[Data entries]
════

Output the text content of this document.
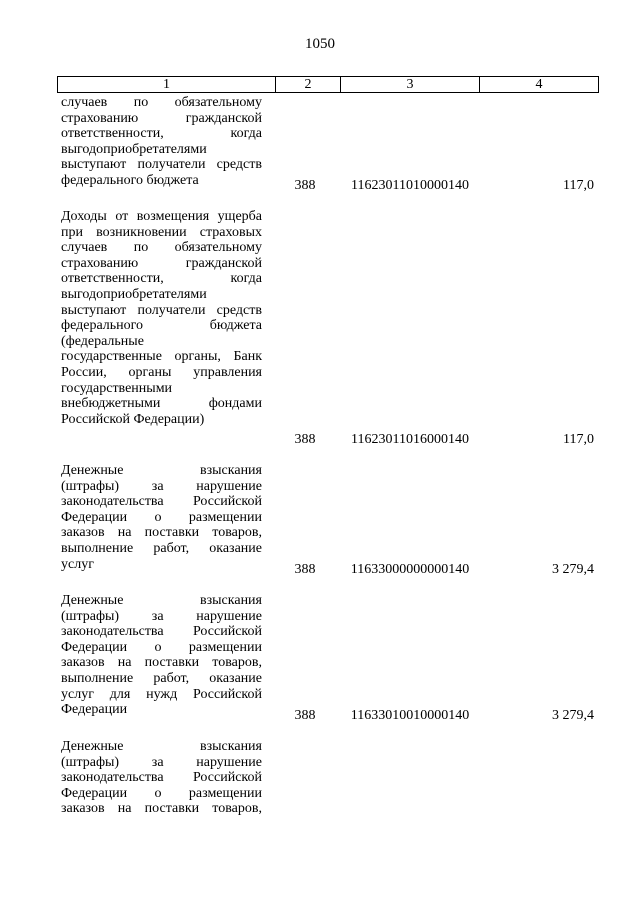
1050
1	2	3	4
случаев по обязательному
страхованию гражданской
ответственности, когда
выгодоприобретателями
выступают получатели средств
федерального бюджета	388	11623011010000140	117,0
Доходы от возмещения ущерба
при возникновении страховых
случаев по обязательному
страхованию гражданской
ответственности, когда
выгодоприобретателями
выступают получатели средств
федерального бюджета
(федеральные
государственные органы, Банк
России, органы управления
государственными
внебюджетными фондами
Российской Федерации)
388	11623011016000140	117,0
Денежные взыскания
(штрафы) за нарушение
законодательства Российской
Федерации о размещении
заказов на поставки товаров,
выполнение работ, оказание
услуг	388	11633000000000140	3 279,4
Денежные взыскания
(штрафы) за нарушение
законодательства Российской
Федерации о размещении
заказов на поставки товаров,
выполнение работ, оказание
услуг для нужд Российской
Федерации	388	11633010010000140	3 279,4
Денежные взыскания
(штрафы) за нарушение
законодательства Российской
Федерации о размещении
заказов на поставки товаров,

════

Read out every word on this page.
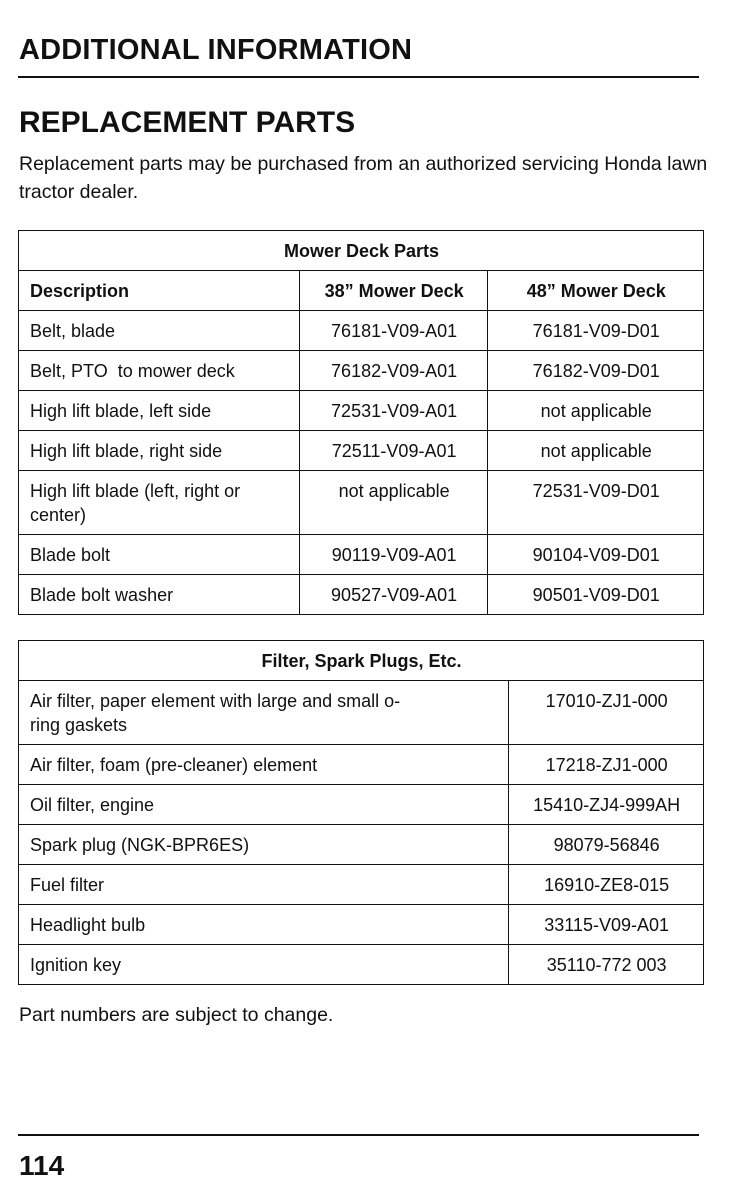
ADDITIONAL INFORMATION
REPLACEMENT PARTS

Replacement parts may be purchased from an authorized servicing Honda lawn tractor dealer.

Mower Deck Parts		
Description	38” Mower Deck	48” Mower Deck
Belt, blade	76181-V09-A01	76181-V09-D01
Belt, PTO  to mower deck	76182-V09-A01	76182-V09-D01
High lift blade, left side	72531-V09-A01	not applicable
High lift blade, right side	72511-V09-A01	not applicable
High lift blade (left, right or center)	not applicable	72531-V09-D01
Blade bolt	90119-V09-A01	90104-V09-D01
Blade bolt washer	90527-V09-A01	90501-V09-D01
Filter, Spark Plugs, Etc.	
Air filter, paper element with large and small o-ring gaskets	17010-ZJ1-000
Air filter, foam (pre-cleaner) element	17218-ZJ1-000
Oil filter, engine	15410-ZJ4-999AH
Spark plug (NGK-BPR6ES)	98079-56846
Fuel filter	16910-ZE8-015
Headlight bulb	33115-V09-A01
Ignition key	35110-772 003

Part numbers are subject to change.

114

════

### Objective
In the listing, find all lines with the string "right" and copy them.

### Solution
High lift blade, right side	72511-V09-A01	not applicable
High lift blade (left, right or center)	not applicable	72531-V09-D01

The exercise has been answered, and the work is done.